--- BEGIN Task material ---

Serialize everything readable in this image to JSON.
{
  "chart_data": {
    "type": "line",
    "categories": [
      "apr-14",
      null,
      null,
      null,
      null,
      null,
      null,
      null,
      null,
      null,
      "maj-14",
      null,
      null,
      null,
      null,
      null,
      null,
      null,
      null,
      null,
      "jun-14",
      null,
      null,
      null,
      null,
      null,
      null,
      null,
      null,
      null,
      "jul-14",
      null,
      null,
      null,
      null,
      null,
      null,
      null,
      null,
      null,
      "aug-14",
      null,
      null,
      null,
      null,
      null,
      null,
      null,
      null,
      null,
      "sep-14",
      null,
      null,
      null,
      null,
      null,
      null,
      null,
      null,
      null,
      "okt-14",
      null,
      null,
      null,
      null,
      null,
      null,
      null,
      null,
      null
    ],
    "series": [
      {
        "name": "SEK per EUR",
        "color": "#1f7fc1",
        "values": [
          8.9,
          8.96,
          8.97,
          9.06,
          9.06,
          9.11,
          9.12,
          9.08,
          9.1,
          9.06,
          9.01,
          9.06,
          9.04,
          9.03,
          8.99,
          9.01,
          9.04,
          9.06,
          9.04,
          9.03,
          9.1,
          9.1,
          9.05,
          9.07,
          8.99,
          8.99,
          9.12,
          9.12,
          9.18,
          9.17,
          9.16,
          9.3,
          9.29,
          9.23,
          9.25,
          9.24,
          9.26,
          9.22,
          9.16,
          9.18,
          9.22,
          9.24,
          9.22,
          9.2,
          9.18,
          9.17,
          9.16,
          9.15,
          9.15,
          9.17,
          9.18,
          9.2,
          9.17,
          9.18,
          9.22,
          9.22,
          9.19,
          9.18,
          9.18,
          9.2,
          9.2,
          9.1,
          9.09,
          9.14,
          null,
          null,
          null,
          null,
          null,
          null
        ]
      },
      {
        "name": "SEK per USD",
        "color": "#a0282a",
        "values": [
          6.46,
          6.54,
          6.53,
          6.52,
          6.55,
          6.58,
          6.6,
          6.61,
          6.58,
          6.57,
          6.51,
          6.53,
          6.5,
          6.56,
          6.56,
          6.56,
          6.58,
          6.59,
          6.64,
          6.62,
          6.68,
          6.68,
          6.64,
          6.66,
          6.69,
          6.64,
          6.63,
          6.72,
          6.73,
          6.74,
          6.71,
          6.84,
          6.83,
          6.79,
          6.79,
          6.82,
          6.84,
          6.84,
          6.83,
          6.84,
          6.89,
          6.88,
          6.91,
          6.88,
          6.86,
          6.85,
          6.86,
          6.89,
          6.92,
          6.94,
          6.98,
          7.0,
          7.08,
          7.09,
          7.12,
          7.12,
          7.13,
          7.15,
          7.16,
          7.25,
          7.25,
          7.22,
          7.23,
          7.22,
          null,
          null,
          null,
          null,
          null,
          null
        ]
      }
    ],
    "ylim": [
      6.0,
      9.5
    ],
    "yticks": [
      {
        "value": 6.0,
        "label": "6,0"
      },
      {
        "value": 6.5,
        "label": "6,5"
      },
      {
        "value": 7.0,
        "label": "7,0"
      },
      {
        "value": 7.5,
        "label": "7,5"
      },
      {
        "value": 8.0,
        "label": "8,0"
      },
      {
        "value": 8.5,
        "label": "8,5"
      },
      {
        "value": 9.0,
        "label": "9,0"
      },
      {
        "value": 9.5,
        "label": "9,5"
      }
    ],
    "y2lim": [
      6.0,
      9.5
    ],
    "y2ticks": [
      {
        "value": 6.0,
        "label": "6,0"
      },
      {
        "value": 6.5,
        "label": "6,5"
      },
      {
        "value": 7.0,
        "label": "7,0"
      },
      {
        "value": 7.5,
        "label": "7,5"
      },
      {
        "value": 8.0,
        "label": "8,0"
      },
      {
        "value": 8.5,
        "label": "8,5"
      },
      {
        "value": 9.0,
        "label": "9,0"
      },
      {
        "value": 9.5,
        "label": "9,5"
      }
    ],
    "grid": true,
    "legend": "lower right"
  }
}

--- END Task material ---

The full set of records should be duplicated exactly.

__Solution for this problem__
Serialize everything readable in this image to JSON.
{
  "chart_data": {
    "type": "line",
    "categories": [
      "apr-14",
      null,
      null,
      null,
      null,
      null,
      null,
      null,
      null,
      null,
      "maj-14",
      null,
      null,
      null,
      null,
      null,
      null,
      null,
      null,
      null,
      "jun-14",
      null,
      null,
      null,
      null,
      null,
      null,
      null,
      null,
      null,
      "jul-14",
      null,
      null,
      null,
      null,
      null,
      null,
      null,
      null,
      null,
      "aug-14",
      null,
      null,
      null,
      null,
      null,
      null,
      null,
      null,
      null,
      "sep-14",
      null,
      null,
      null,
      null,
      null,
      null,
      null,
      null,
      null,
      "okt-14",
      null,
      null,
      null,
      null,
      null,
      null,
      null,
      null,
      null
    ],
    "series": [
      {
        "name": "SEK per EUR",
        "color": "#1f7fc1",
        "values": [
          8.9,
          8.96,
          8.97,
          9.06,
          9.06,
          9.11,
          9.12,
          9.08,
          9.1,
          9.06,
          9.01,
          9.06,
          9.04,
          9.03,
          8.99,
          9.01,
          9.04,
          9.06,
          9.04,
          9.03,
          9.1,
          9.1,
          9.05,
          9.07,
          8.99,
          8.99,
          9.12,
          9.12,
          9.18,
          9.17,
          9.16,
          9.3,
          9.29,
          9.23,
          9.25,
          9.24,
          9.26,
          9.22,
          9.16,
          9.18,
          9.22,
          9.24,
          9.22,
          9.2,
          9.18,
          9.17,
          9.16,
          9.15,
          9.15,
          9.17,
          9.18,
          9.2,
          9.17,
          9.18,
          9.22,
          9.22,
          9.19,
          9.18,
          9.18,
          9.2,
          9.2,
          9.1,
          9.09,
          9.14,
          null,
          null,
          null,
          null,
          null,
          null
        ]
      },
      {
        "name": "SEK per USD",
        "color": "#a0282a",
        "values": [
          6.46,
          6.54,
          6.53,
          6.52,
          6.55,
          6.58,
          6.6,
          6.61,
          6.58,
          6.57,
          6.51,
          6.53,
          6.5,
          6.56,
          6.56,
          6.56,
          6.58,
          6.59,
          6.64,
          6.62,
          6.68,
          6.68,
          6.64,
          6.66,
          6.69,
          6.64,
          6.63,
          6.72,
          6.73,
          6.74,
          6.71,
          6.84,
          6.83,
          6.79,
          6.79,
          6.82,
          6.84,
          6.84,
          6.83,
          6.84,
          6.89,
          6.88,
          6.91,
          6.88,
          6.86,
          6.85,
          6.86,
          6.89,
          6.92,
          6.94,
          6.98,
          7.0,
          7.08,
          7.09,
          7.12,
          7.12,
          7.13,
          7.15,
          7.16,
          7.25,
          7.25,
          7.22,
          7.23,
          7.22,
          null,
          null,
          null,
          null,
          null,
          null
        ]
      }
    ],
    "ylim": [
      6.0,
      9.5
    ],
    "yticks": [
      {
        "value": 6.0,
        "label": "6,0"
      },
      {
        "value": 6.5,
        "label": "6,5"
      },
      {
        "value": 7.0,
        "label": "7,0"
      },
      {
        "value": 7.5,
        "label": "7,5"
      },
      {
        "value": 8.0,
        "label": "8,0"
      },
      {
        "value": 8.5,
        "label": "8,5"
      },
      {
        "value": 9.0,
        "label": "9,0"
      },
      {
        "value": 9.5,
        "label": "9,5"
      }
    ],
    "y2lim": [
      6.0,
      9.5
    ],
    "y2ticks": [
      {
        "value": 6.0,
        "label": "6,0"
      },
      {
        "value": 6.5,
        "label": "6,5"
      },
      {
        "value": 7.0,
        "label": "7,0"
      },
      {
        "value": 7.5,
        "label": "7,5"
      },
      {
        "value": 8.0,
        "label": "8,0"
      },
      {
        "value": 8.5,
        "label": "8,5"
      },
      {
        "value": 9.0,
        "label": "9,0"
      },
      {
        "value": 9.5,
        "label": "9,5"
      }
    ],
    "grid": true,
    "legend": "lower right"
  }
}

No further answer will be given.